■ **TO DO**
How many lines of these entries hold the string "Rekolekcijas"? Answer with the number alone.

****

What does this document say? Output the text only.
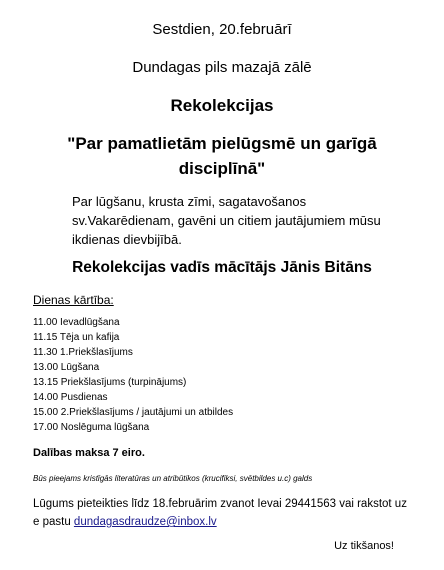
Sestdien, 20.februārī
Dundagas pils mazajā zālē
Rekolekcijas
"Par pamatlietām pielūgsmē un garīgā disciplīnā"
Par lūgšanu, krusta zīmi, sagatavošanos sv.Vakarēdienam, gavēni un citiem jautājumiem mūsu ikdienas dievbijībā.
Rekolekcijas vadīs mācītājs Jānis Bitāns
Dienas kārtība:
11.00 Ievadlūgšana
11.15 Tēja un kafija
11.30 1.Priekšlasījums
13.00 Lūgšana
13.15 Priekšlasījums (turpinājums)
14.00 Pusdienas
15.00 2.Priekšlasījums / jautājumi un atbildes
17.00 Noslēguma lūgšana
Dalības maksa 7 eiro.
Būs pieejams kristīgās literatūras un atribūtikos (krucifiksi, svētbildes u.c) galds
Lūgums pieteikties līdz 18.februārim zvanot Ievai 29441563 vai rakstot uz e pastu dundagasdraudze@inbox.lv
Uz tikšanos!
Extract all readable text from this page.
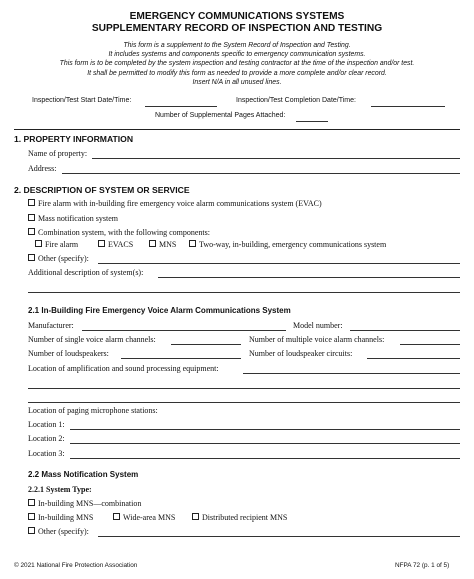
EMERGENCY COMMUNICATIONS SYSTEMS
SUPPLEMENTARY RECORD OF INSPECTION AND TESTING
This form is a supplement to the System Record of Inspection and Testing.
It includes systems and components specific to emergency communication systems.
This form is to be completed by the system inspection and testing contractor at the time of the inspection and/or test.
It shall be permitted to modify this form as needed to provide a more complete and/or clear record.
Insert N/A in all unused lines.
Inspection/Test Start Date/Time:	Inspection/Test Completion Date/Time:
Number of Supplemental Pages Attached:
1. PROPERTY INFORMATION
Name of property:
Address:
2. DESCRIPTION OF SYSTEM OR SERVICE
Fire alarm with in-building fire emergency voice alarm communications system (EVAC)
Mass notification system
Combination system, with the following components:
Fire alarm	EVACS	MNS	Two-way, in-building, emergency communications system
Other (specify):
Additional description of system(s):
2.1 In-Building Fire Emergency Voice Alarm Communications System
Manufacturer:	Model number:
Number of single voice alarm channels:	Number of multiple voice alarm channels:
Number of loudspeakers:	Number of loudspeaker circuits:
Location of amplification and sound processing equipment:
Location of paging microphone stations:
Location 1:
Location 2:
Location 3:
2.2 Mass Notification System
2.2.1 System Type:
In-building MNS—combination
In-building MNS	Wide-area MNS	Distributed recipient MNS
Other (specify):
© 2021 National Fire Protection Association	NFPA 72 (p. 1 of 5)
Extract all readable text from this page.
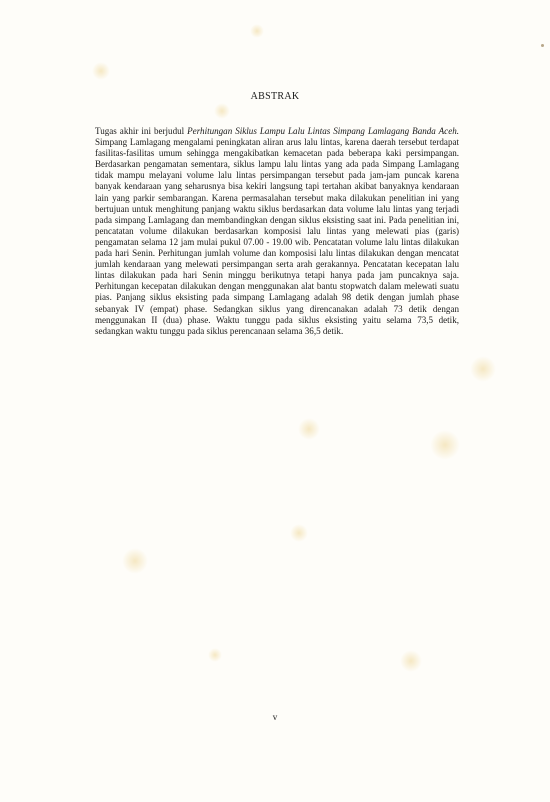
ABSTRAK

Tugas akhir ini berjudul Perhitungan Siklus Lampu Lalu Lintas Simpang Lamlagang Banda Aceh. Simpang Lamlagang mengalami peningkatan aliran arus lalu lintas, karena daerah tersebut terdapat fasilitas-fasilitas umum sehingga mengakibatkan kemacetan pada beberapa kaki persimpangan. Berdasarkan pengamatan sementara, siklus lampu lalu lintas yang ada pada Simpang Lamlagang tidak mampu melayani volume lalu lintas persimpangan tersebut pada jam-jam puncak karena banyak kendaraan yang seharusnya bisa kekiri langsung tapi tertahan akibat banyaknya kendaraan lain yang parkir sembarangan. Karena permasalahan tersebut maka dilakukan penelitian ini yang bertujuan untuk menghitung panjang waktu siklus berdasarkan data volume lalu lintas yang terjadi pada simpang Lamlagang dan membandingkan dengan siklus eksisting saat ini. Pada penelitian ini, pencatatan volume dilakukan berdasarkan komposisi lalu lintas yang melewati pias (garis) pengamatan selama 12 jam mulai pukul 07.00 - 19.00 wib. Pencatatan volume lalu lintas dilakukan pada hari Senin. Perhitungan jumlah volume dan komposisi lalu lintas dilakukan dengan mencatat jumlah kendaraan yang melewati persimpangan serta arah gerakannya. Pencatatan kecepatan lalu lintas dilakukan pada hari Senin minggu berikutnya tetapi hanya pada jam puncaknya saja. Perhitungan kecepatan dilakukan dengan menggunakan alat bantu stopwatch dalam melewati suatu pias. Panjang siklus eksisting pada simpang Lamlagang adalah 98 detik dengan jumlah phase sebanyak IV (empat) phase. Sedangkan siklus yang direncanakan adalah 73 detik dengan menggunakan II (dua) phase. Waktu tunggu pada siklus eksisting yaitu selama 73,5 detik, sedangkan waktu tunggu pada siklus perencanaan selama 36,5 detik.

v
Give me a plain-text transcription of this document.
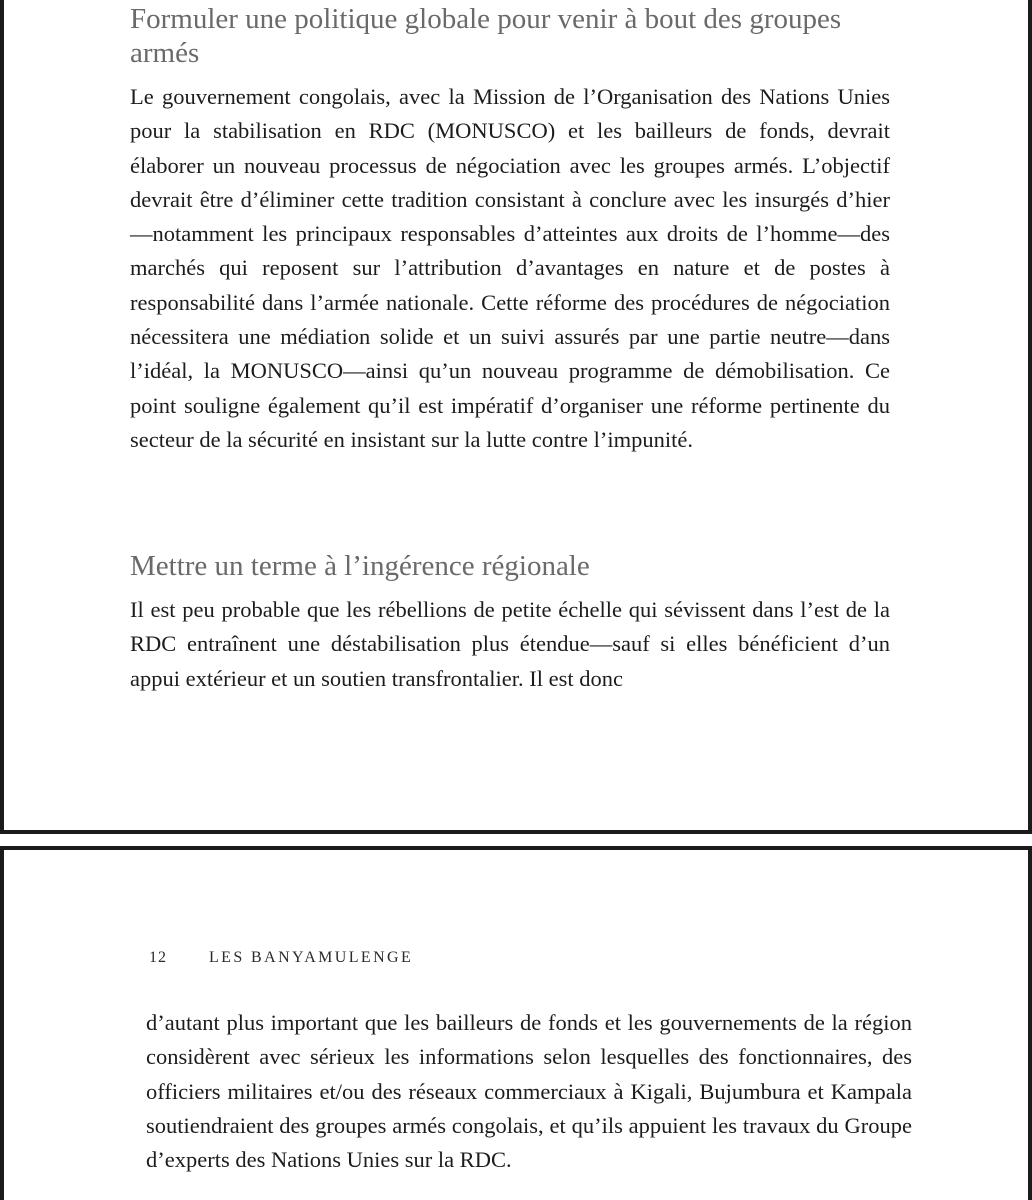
Formuler une politique globale pour venir à bout des groupes armés

Le gouvernement congolais, avec la Mission de l’Organisation des Nations Unies pour la stabilisation en RDC (MONUSCO) et les bailleurs de fonds, devrait élaborer un nouveau processus de négociation avec les groupes armés. L’objectif devrait être d’éliminer cette tradition consistant à conclure avec les insurgés d’hier—notamment les principaux responsables d’atteintes aux droits de l’homme—des marchés qui reposent sur l’attribution d’avantages en nature et de postes à responsabilité dans l’armée nationale. Cette réforme des procédures de négociation nécessitera une médiation solide et un suivi assurés par une partie neutre—dans l’idéal, la MONUSCO—ainsi qu’un nouveau programme de démobilisation. Ce point souligne également qu’il est impératif d’organiser une réforme pertinente du secteur de la sécurité en insistant sur la lutte contre l’impunité.

Mettre un terme à l’ingérence régionale

Il est peu probable que les rébellions de petite échelle qui sévissent dans l’est de la RDC entraînent une déstabilisation plus étendue—sauf si elles bénéficient d’un appui extérieur et un soutien transfrontalier. Il est donc

12	LES BANYAMULENGE

d’autant plus important que les bailleurs de fonds et les gouvernements de la région considèrent avec sérieux les informations selon lesquelles des fonctionnaires, des officiers militaires et/ou des réseaux commerciaux à Kigali, Bujumbura et Kampala soutiendraient des groupes armés congolais, et qu’ils appuient les travaux du Groupe d’experts des Nations Unies sur la RDC.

****

■ **RESULT OF THE EXERCISE**
2